• Short task
Reproduce all of the material word for word.

(Dataset records)

☆ ☆ ☆ ☆ ☆

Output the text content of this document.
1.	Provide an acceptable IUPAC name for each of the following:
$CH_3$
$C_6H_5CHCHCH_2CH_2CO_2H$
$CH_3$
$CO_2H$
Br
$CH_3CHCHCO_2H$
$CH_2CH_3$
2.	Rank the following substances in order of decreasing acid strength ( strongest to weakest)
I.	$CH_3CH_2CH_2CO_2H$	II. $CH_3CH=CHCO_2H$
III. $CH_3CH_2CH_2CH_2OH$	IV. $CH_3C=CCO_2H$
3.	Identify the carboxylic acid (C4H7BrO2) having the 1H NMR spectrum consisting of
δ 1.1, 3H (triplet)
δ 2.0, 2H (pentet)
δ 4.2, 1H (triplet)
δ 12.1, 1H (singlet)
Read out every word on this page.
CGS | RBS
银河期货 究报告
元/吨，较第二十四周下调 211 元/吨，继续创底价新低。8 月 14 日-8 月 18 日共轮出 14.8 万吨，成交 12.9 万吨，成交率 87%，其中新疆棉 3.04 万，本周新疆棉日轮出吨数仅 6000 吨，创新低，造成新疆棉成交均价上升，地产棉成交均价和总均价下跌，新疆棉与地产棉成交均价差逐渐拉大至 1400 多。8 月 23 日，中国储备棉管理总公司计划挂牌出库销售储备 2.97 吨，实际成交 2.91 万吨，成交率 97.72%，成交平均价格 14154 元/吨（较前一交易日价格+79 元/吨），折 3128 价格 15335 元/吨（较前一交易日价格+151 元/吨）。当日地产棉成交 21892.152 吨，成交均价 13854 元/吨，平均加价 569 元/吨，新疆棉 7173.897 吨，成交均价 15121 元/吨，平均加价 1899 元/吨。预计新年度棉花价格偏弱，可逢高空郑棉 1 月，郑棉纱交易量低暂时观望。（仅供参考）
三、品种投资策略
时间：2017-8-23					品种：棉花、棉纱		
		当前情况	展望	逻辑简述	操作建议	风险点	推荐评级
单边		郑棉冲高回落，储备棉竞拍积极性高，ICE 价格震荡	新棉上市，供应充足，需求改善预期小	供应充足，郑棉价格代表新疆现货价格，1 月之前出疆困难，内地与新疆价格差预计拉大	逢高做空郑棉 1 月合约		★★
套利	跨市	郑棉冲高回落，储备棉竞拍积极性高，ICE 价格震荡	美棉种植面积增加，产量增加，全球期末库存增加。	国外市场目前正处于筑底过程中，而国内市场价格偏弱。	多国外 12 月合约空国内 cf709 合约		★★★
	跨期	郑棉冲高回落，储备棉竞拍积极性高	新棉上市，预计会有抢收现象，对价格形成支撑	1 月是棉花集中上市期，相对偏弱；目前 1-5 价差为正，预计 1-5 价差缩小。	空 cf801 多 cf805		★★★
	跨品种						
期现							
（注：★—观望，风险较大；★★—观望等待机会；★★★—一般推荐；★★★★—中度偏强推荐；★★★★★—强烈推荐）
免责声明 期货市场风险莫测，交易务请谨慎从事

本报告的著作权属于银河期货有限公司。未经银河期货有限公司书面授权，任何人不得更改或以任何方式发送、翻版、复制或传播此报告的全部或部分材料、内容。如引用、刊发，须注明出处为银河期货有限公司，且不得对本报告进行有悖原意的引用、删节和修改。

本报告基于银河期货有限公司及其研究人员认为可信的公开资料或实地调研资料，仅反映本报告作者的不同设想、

☆ ☆ ☆ ☆ ☆

• Answer to this problem
Output the text content of this document.
1.	Provide an acceptable IUPAC name for each of the following:
$CH_3$
$C_6H_5CHCHCH_2CH_2CO_2H$
$CH_3$
$CO_2H$
Br
$CH_3CHCHCO_2H$
$CH_2CH_3$
2.	Rank the following substances in order of decreasing acid strength ( strongest to weakest)
I.	$CH_3CH_2CH_2CO_2H$	II. $CH_3CH=CHCO_2H$
III. $CH_3CH_2CH_2CH_2OH$	IV. $CH_3C=CCO_2H$
3.	Identify the carboxylic acid (C4H7BrO2) having the 1H NMR spectrum consisting of
δ 1.1, 3H (triplet)
δ 2.0, 2H (pentet)
δ 4.2, 1H (triplet)
δ 12.1, 1H (singlet)
Read out every word on this page.
CGS | RBS
银河期货 究报告
元/吨，较第二十四周下调 211 元/吨，继续创底价新低。8 月 14 日-8 月 18 日共轮出 14.8 万吨，成交 12.9 万吨，成交率 87%，其中新疆棉 3.04 万，本周新疆棉日轮出吨数仅 6000 吨，创新低，造成新疆棉成交均价上升，地产棉成交均价和总均价下跌，新疆棉与地产棉成交均价差逐渐拉大至 1400 多。8 月 23 日，中国储备棉管理总公司计划挂牌出库销售储备 2.97 吨，实际成交 2.91 万吨，成交率 97.72%，成交平均价格 14154 元/吨（较前一交易日价格+79 元/吨），折 3128 价格 15335 元/吨（较前一交易日价格+151 元/吨）。当日地产棉成交 21892.152 吨，成交均价 13854 元/吨，平均加价 569 元/吨，新疆棉 7173.897 吨，成交均价 15121 元/吨，平均加价 1899 元/吨。预计新年度棉花价格偏弱，可逢高空郑棉 1 月，郑棉纱交易量低暂时观望。（仅供参考）
三、品种投资策略
时间：2017-8-23					品种：棉花、棉纱		
		当前情况	展望	逻辑简述	操作建议	风险点	推荐评级
单边		郑棉冲高回落，储备棉竞拍积极性高，ICE 价格震荡	新棉上市，供应充足，需求改善预期小	供应充足，郑棉价格代表新疆现货价格，1 月之前出疆困难，内地与新疆价格差预计拉大	逢高做空郑棉 1 月合约		★★
套利	跨市	郑棉冲高回落，储备棉竞拍积极性高，ICE 价格震荡	美棉种植面积增加，产量增加，全球期末库存增加。	国外市场目前正处于筑底过程中，而国内市场价格偏弱。	多国外 12 月合约空国内 cf709 合约		★★★
	跨期	郑棉冲高回落，储备棉竞拍积极性高	新棉上市，预计会有抢收现象，对价格形成支撑	1 月是棉花集中上市期，相对偏弱；目前 1-5 价差为正，预计 1-5 价差缩小。	空 cf801 多 cf805		★★★
	跨品种						
期现							
（注：★—观望，风险较大；★★—观望等待机会；★★★—一般推荐；★★★★—中度偏强推荐；★★★★★—强烈推荐）
免责声明 期货市场风险莫测，交易务请谨慎从事

本报告的著作权属于银河期货有限公司。未经银河期货有限公司书面授权，任何人不得更改或以任何方式发送、翻版、复制或传播此报告的全部或部分材料、内容。如引用、刊发，须注明出处为银河期货有限公司，且不得对本报告进行有悖原意的引用、删节和修改。

本报告基于银河期货有限公司及其研究人员认为可信的公开资料或实地调研资料，仅反映本报告作者的不同设想、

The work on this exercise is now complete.